Challenge → How many lines hold the string "name"? Reply with the number alone.

Records supplied →
+===+
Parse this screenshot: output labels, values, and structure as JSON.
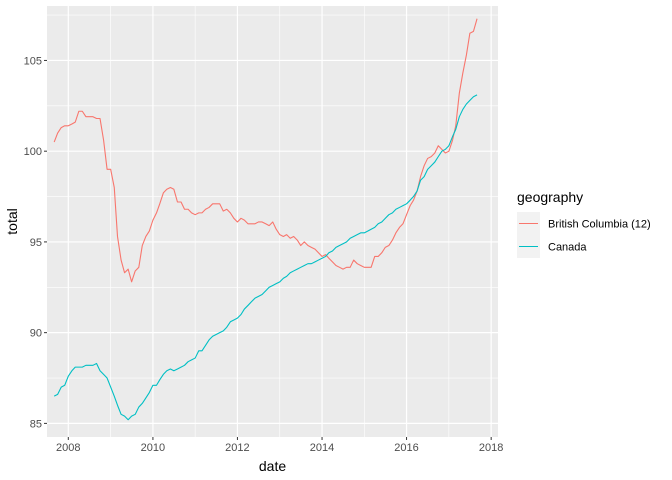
{
  "chart_data": {
    "type": "line",
    "title": "",
    "xlabel": "date",
    "ylabel": "total",
    "xlim": [
      "2007-07-01",
      "2018-03-01"
    ],
    "ylim": [
      84.25,
      108.0
    ],
    "x_ticks": [
      "2008",
      "2010",
      "2012",
      "2014",
      "2016",
      "2018"
    ],
    "y_ticks": [
      85,
      90,
      95,
      100,
      105
    ],
    "grid": true,
    "legend": {
      "title": "geography",
      "placement": "right"
    },
    "series": [
      {
        "name": "British Columbia (12)",
        "color": "#f8766d",
        "points": [
          [
            "2007-09-01",
            100.5
          ],
          [
            "2007-10-01",
            101.0
          ],
          [
            "2007-11-01",
            101.3
          ],
          [
            "2007-12-01",
            101.4
          ],
          [
            "2008-01-01",
            101.4
          ],
          [
            "2008-02-01",
            101.5
          ],
          [
            "2008-03-01",
            101.6
          ],
          [
            "2008-04-01",
            102.2
          ],
          [
            "2008-05-01",
            102.2
          ],
          [
            "2008-06-01",
            101.9
          ],
          [
            "2008-07-01",
            101.9
          ],
          [
            "2008-08-01",
            101.9
          ],
          [
            "2008-09-01",
            101.8
          ],
          [
            "2008-10-01",
            101.8
          ],
          [
            "2008-11-01",
            100.6
          ],
          [
            "2008-12-01",
            99.0
          ],
          [
            "2009-01-01",
            99.0
          ],
          [
            "2009-02-01",
            98.0
          ],
          [
            "2009-03-01",
            95.3
          ],
          [
            "2009-04-01",
            94.0
          ],
          [
            "2009-05-01",
            93.3
          ],
          [
            "2009-06-01",
            93.5
          ],
          [
            "2009-07-01",
            92.8
          ],
          [
            "2009-08-01",
            93.4
          ],
          [
            "2009-09-01",
            93.6
          ],
          [
            "2009-10-01",
            94.8
          ],
          [
            "2009-11-01",
            95.3
          ],
          [
            "2009-12-01",
            95.6
          ],
          [
            "2010-01-01",
            96.2
          ],
          [
            "2010-02-01",
            96.6
          ],
          [
            "2010-03-01",
            97.1
          ],
          [
            "2010-04-01",
            97.7
          ],
          [
            "2010-05-01",
            97.9
          ],
          [
            "2010-06-01",
            98.0
          ],
          [
            "2010-07-01",
            97.9
          ],
          [
            "2010-08-01",
            97.2
          ],
          [
            "2010-09-01",
            97.2
          ],
          [
            "2010-10-01",
            96.8
          ],
          [
            "2010-11-01",
            96.8
          ],
          [
            "2010-12-01",
            96.6
          ],
          [
            "2011-01-01",
            96.5
          ],
          [
            "2011-02-01",
            96.6
          ],
          [
            "2011-03-01",
            96.6
          ],
          [
            "2011-04-01",
            96.8
          ],
          [
            "2011-05-01",
            96.9
          ],
          [
            "2011-06-01",
            97.1
          ],
          [
            "2011-07-01",
            97.1
          ],
          [
            "2011-08-01",
            97.1
          ],
          [
            "2011-09-01",
            96.7
          ],
          [
            "2011-10-01",
            96.8
          ],
          [
            "2011-11-01",
            96.6
          ],
          [
            "2011-12-01",
            96.3
          ],
          [
            "2012-01-01",
            96.1
          ],
          [
            "2012-02-01",
            96.3
          ],
          [
            "2012-03-01",
            96.2
          ],
          [
            "2012-04-01",
            96.0
          ],
          [
            "2012-05-01",
            96.0
          ],
          [
            "2012-06-01",
            96.0
          ],
          [
            "2012-07-01",
            96.1
          ],
          [
            "2012-08-01",
            96.1
          ],
          [
            "2012-09-01",
            96.0
          ],
          [
            "2012-10-01",
            95.9
          ],
          [
            "2012-11-01",
            96.1
          ],
          [
            "2012-12-01",
            95.7
          ],
          [
            "2013-01-01",
            95.4
          ],
          [
            "2013-02-01",
            95.3
          ],
          [
            "2013-03-01",
            95.4
          ],
          [
            "2013-04-01",
            95.2
          ],
          [
            "2013-05-01",
            95.3
          ],
          [
            "2013-06-01",
            95.1
          ],
          [
            "2013-07-01",
            94.8
          ],
          [
            "2013-08-01",
            95.0
          ],
          [
            "2013-09-01",
            94.8
          ],
          [
            "2013-10-01",
            94.7
          ],
          [
            "2013-11-01",
            94.6
          ],
          [
            "2013-12-01",
            94.4
          ],
          [
            "2014-01-01",
            94.2
          ],
          [
            "2014-02-01",
            94.3
          ],
          [
            "2014-03-01",
            94.1
          ],
          [
            "2014-04-01",
            93.9
          ],
          [
            "2014-05-01",
            93.7
          ],
          [
            "2014-06-01",
            93.6
          ],
          [
            "2014-07-01",
            93.5
          ],
          [
            "2014-08-01",
            93.6
          ],
          [
            "2014-09-01",
            93.6
          ],
          [
            "2014-10-01",
            94.0
          ],
          [
            "2014-11-01",
            93.8
          ],
          [
            "2014-12-01",
            93.7
          ],
          [
            "2015-01-01",
            93.6
          ],
          [
            "2015-02-01",
            93.6
          ],
          [
            "2015-03-01",
            93.6
          ],
          [
            "2015-04-01",
            94.2
          ],
          [
            "2015-05-01",
            94.2
          ],
          [
            "2015-06-01",
            94.4
          ],
          [
            "2015-07-01",
            94.7
          ],
          [
            "2015-08-01",
            94.8
          ],
          [
            "2015-09-01",
            95.1
          ],
          [
            "2015-10-01",
            95.5
          ],
          [
            "2015-11-01",
            95.8
          ],
          [
            "2015-12-01",
            96.0
          ],
          [
            "2016-01-01",
            96.5
          ],
          [
            "2016-02-01",
            97.0
          ],
          [
            "2016-03-01",
            97.3
          ],
          [
            "2016-04-01",
            97.8
          ],
          [
            "2016-05-01",
            98.6
          ],
          [
            "2016-06-01",
            99.2
          ],
          [
            "2016-07-01",
            99.6
          ],
          [
            "2016-08-01",
            99.7
          ],
          [
            "2016-09-01",
            99.9
          ],
          [
            "2016-10-01",
            100.3
          ],
          [
            "2016-11-01",
            100.1
          ],
          [
            "2016-12-01",
            99.9
          ],
          [
            "2017-01-01",
            100.0
          ],
          [
            "2017-02-01",
            100.6
          ],
          [
            "2017-03-01",
            101.4
          ],
          [
            "2017-04-01",
            103.2
          ],
          [
            "2017-05-01",
            104.3
          ],
          [
            "2017-06-01",
            105.3
          ],
          [
            "2017-07-01",
            106.5
          ],
          [
            "2017-08-01",
            106.6
          ],
          [
            "2017-09-01",
            107.3
          ]
        ]
      },
      {
        "name": "Canada",
        "color": "#00bfc4",
        "points": [
          [
            "2007-09-01",
            86.5
          ],
          [
            "2007-10-01",
            86.6
          ],
          [
            "2007-11-01",
            87.0
          ],
          [
            "2007-12-01",
            87.1
          ],
          [
            "2008-01-01",
            87.6
          ],
          [
            "2008-02-01",
            87.9
          ],
          [
            "2008-03-01",
            88.1
          ],
          [
            "2008-04-01",
            88.1
          ],
          [
            "2008-05-01",
            88.1
          ],
          [
            "2008-06-01",
            88.2
          ],
          [
            "2008-07-01",
            88.2
          ],
          [
            "2008-08-01",
            88.2
          ],
          [
            "2008-09-01",
            88.3
          ],
          [
            "2008-10-01",
            87.9
          ],
          [
            "2008-11-01",
            87.7
          ],
          [
            "2008-12-01",
            87.5
          ],
          [
            "2009-01-01",
            87.0
          ],
          [
            "2009-02-01",
            86.5
          ],
          [
            "2009-03-01",
            86.0
          ],
          [
            "2009-04-01",
            85.5
          ],
          [
            "2009-05-01",
            85.4
          ],
          [
            "2009-06-01",
            85.2
          ],
          [
            "2009-07-01",
            85.4
          ],
          [
            "2009-08-01",
            85.5
          ],
          [
            "2009-09-01",
            85.9
          ],
          [
            "2009-10-01",
            86.1
          ],
          [
            "2009-11-01",
            86.4
          ],
          [
            "2009-12-01",
            86.7
          ],
          [
            "2010-01-01",
            87.1
          ],
          [
            "2010-02-01",
            87.1
          ],
          [
            "2010-03-01",
            87.4
          ],
          [
            "2010-04-01",
            87.7
          ],
          [
            "2010-05-01",
            87.9
          ],
          [
            "2010-06-01",
            88.0
          ],
          [
            "2010-07-01",
            87.9
          ],
          [
            "2010-08-01",
            88.0
          ],
          [
            "2010-09-01",
            88.1
          ],
          [
            "2010-10-01",
            88.2
          ],
          [
            "2010-11-01",
            88.4
          ],
          [
            "2010-12-01",
            88.5
          ],
          [
            "2011-01-01",
            88.6
          ],
          [
            "2011-02-01",
            89.0
          ],
          [
            "2011-03-01",
            89.0
          ],
          [
            "2011-04-01",
            89.3
          ],
          [
            "2011-05-01",
            89.6
          ],
          [
            "2011-06-01",
            89.8
          ],
          [
            "2011-07-01",
            89.9
          ],
          [
            "2011-08-01",
            90.0
          ],
          [
            "2011-09-01",
            90.1
          ],
          [
            "2011-10-01",
            90.3
          ],
          [
            "2011-11-01",
            90.6
          ],
          [
            "2011-12-01",
            90.7
          ],
          [
            "2012-01-01",
            90.8
          ],
          [
            "2012-02-01",
            91.0
          ],
          [
            "2012-03-01",
            91.3
          ],
          [
            "2012-04-01",
            91.5
          ],
          [
            "2012-05-01",
            91.7
          ],
          [
            "2012-06-01",
            91.9
          ],
          [
            "2012-07-01",
            92.0
          ],
          [
            "2012-08-01",
            92.1
          ],
          [
            "2012-09-01",
            92.3
          ],
          [
            "2012-10-01",
            92.5
          ],
          [
            "2012-11-01",
            92.6
          ],
          [
            "2012-12-01",
            92.7
          ],
          [
            "2013-01-01",
            92.8
          ],
          [
            "2013-02-01",
            93.0
          ],
          [
            "2013-03-01",
            93.1
          ],
          [
            "2013-04-01",
            93.3
          ],
          [
            "2013-05-01",
            93.4
          ],
          [
            "2013-06-01",
            93.5
          ],
          [
            "2013-07-01",
            93.6
          ],
          [
            "2013-08-01",
            93.7
          ],
          [
            "2013-09-01",
            93.8
          ],
          [
            "2013-10-01",
            93.8
          ],
          [
            "2013-11-01",
            93.9
          ],
          [
            "2013-12-01",
            94.0
          ],
          [
            "2014-01-01",
            94.1
          ],
          [
            "2014-02-01",
            94.2
          ],
          [
            "2014-03-01",
            94.4
          ],
          [
            "2014-04-01",
            94.5
          ],
          [
            "2014-05-01",
            94.7
          ],
          [
            "2014-06-01",
            94.8
          ],
          [
            "2014-07-01",
            94.9
          ],
          [
            "2014-08-01",
            95.0
          ],
          [
            "2014-09-01",
            95.2
          ],
          [
            "2014-10-01",
            95.3
          ],
          [
            "2014-11-01",
            95.4
          ],
          [
            "2014-12-01",
            95.5
          ],
          [
            "2015-01-01",
            95.5
          ],
          [
            "2015-02-01",
            95.6
          ],
          [
            "2015-03-01",
            95.7
          ],
          [
            "2015-04-01",
            95.8
          ],
          [
            "2015-05-01",
            96.0
          ],
          [
            "2015-06-01",
            96.1
          ],
          [
            "2015-07-01",
            96.3
          ],
          [
            "2015-08-01",
            96.5
          ],
          [
            "2015-09-01",
            96.6
          ],
          [
            "2015-10-01",
            96.8
          ],
          [
            "2015-11-01",
            96.9
          ],
          [
            "2015-12-01",
            97.0
          ],
          [
            "2016-01-01",
            97.1
          ],
          [
            "2016-02-01",
            97.3
          ],
          [
            "2016-03-01",
            97.5
          ],
          [
            "2016-04-01",
            97.8
          ],
          [
            "2016-05-01",
            98.4
          ],
          [
            "2016-06-01",
            98.6
          ],
          [
            "2016-07-01",
            99.0
          ],
          [
            "2016-08-01",
            99.2
          ],
          [
            "2016-09-01",
            99.4
          ],
          [
            "2016-10-01",
            99.7
          ],
          [
            "2016-11-01",
            100.0
          ],
          [
            "2016-12-01",
            100.1
          ],
          [
            "2017-01-01",
            100.3
          ],
          [
            "2017-02-01",
            100.8
          ],
          [
            "2017-03-01",
            101.2
          ],
          [
            "2017-04-01",
            101.9
          ],
          [
            "2017-05-01",
            102.3
          ],
          [
            "2017-06-01",
            102.6
          ],
          [
            "2017-07-01",
            102.8
          ],
          [
            "2017-08-01",
            103.0
          ],
          [
            "2017-09-01",
            103.1
          ]
        ]
      }
    ]
  }
}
+===+
Answer for the task → 2